▶ _Aim of the exercise_
Leave out the pictures and repeat every record exactly.
+++
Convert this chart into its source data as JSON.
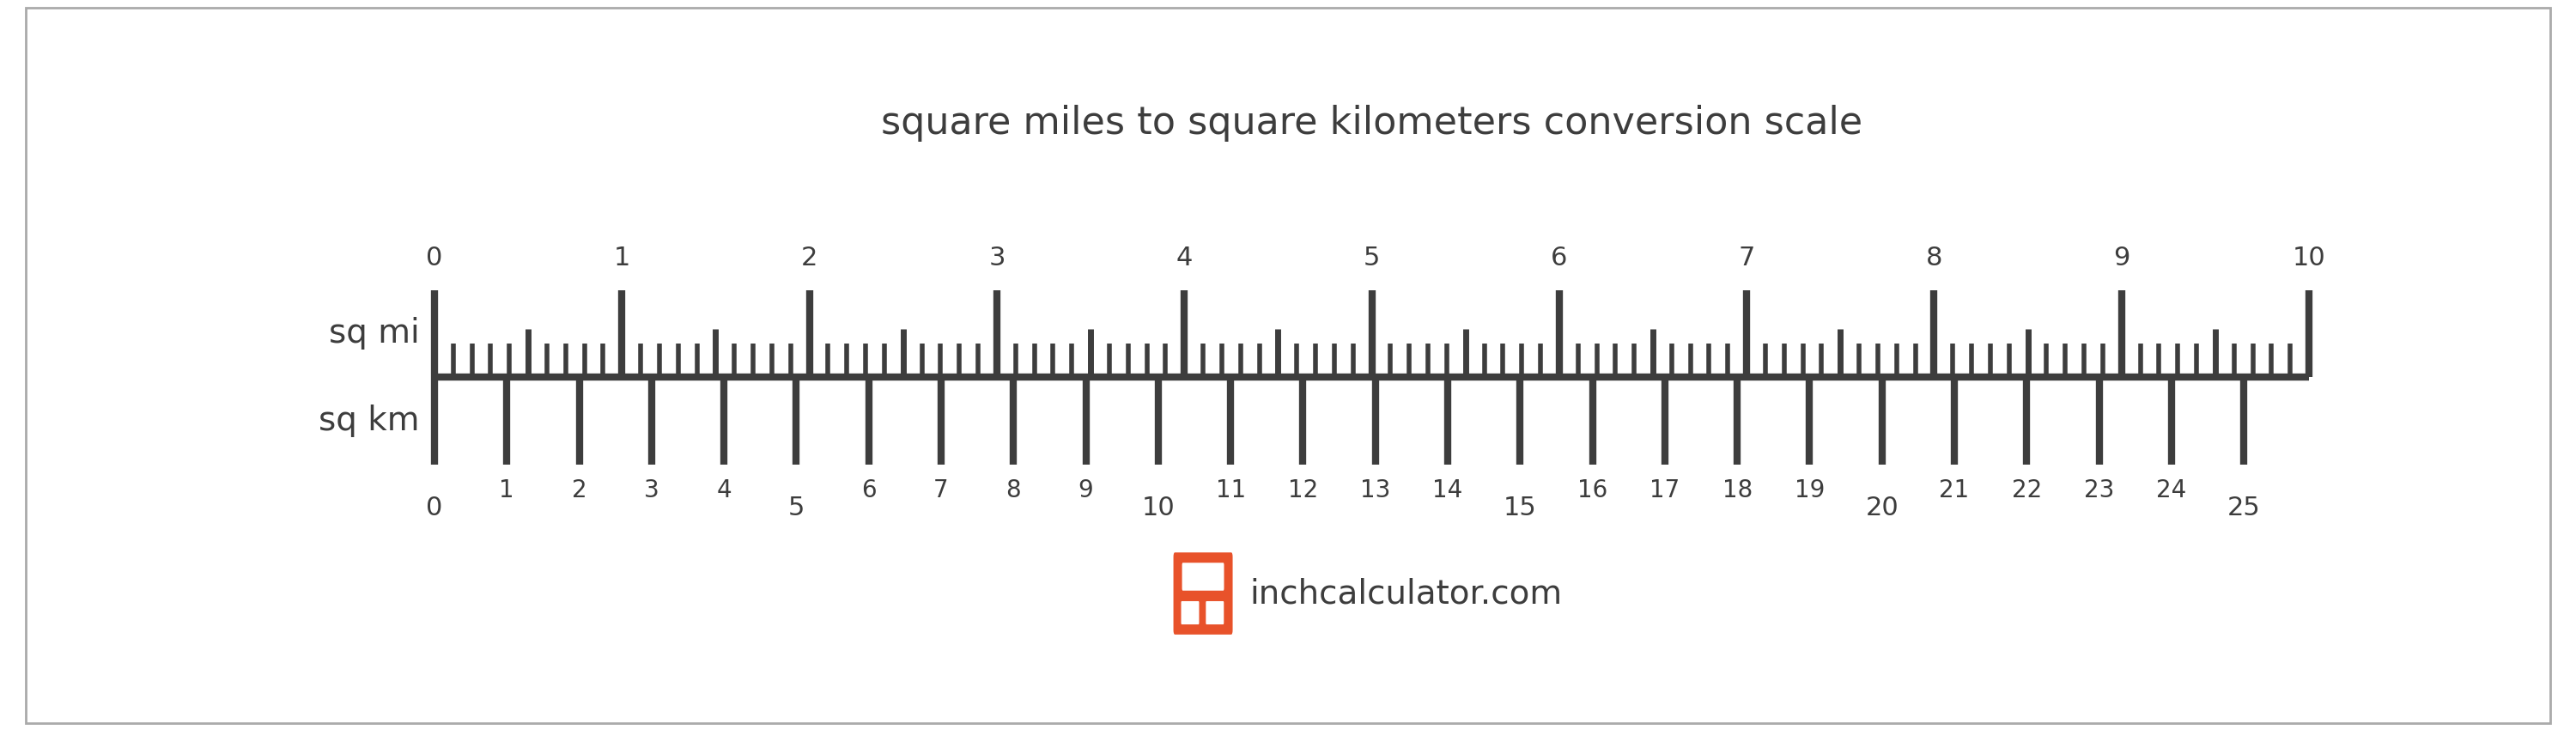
{
  "title": "square miles to square kilometers conversion scale",
  "title_fontsize": 32,
  "label_sqmi": "sq mi",
  "label_sqkm": "sq km",
  "label_fontsize": 28,
  "sqmi_max": 10,
  "conversion_factor": 2.58999,
  "ruler_color": "#3d3d3d",
  "ruler_linewidth": 6,
  "tick_color": "#3d3d3d",
  "text_color": "#3d3d3d",
  "tick_label_fontsize": 22,
  "background_color": "#ffffff",
  "border_color": "#888888",
  "logo_text": "inchcalculator.com",
  "logo_color": "#e8522a",
  "logo_fontsize": 28,
  "sqmi_labeled_ticks": [
    0,
    1,
    2,
    3,
    4,
    5,
    6,
    7,
    8,
    9,
    10
  ]
}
+++
▶ _Output for this task_
Convert this chart into its source data as JSON.
{
  "title": "square miles to square kilometers conversion scale",
  "title_fontsize": 32,
  "label_sqmi": "sq mi",
  "label_sqkm": "sq km",
  "label_fontsize": 28,
  "sqmi_max": 10,
  "conversion_factor": 2.58999,
  "ruler_color": "#3d3d3d",
  "ruler_linewidth": 6,
  "tick_color": "#3d3d3d",
  "text_color": "#3d3d3d",
  "tick_label_fontsize": 22,
  "background_color": "#ffffff",
  "border_color": "#888888",
  "logo_text": "inchcalculator.com",
  "logo_color": "#e8522a",
  "logo_fontsize": 28,
  "sqmi_labeled_ticks": [
    0,
    1,
    2,
    3,
    4,
    5,
    6,
    7,
    8,
    9,
    10
  ]
}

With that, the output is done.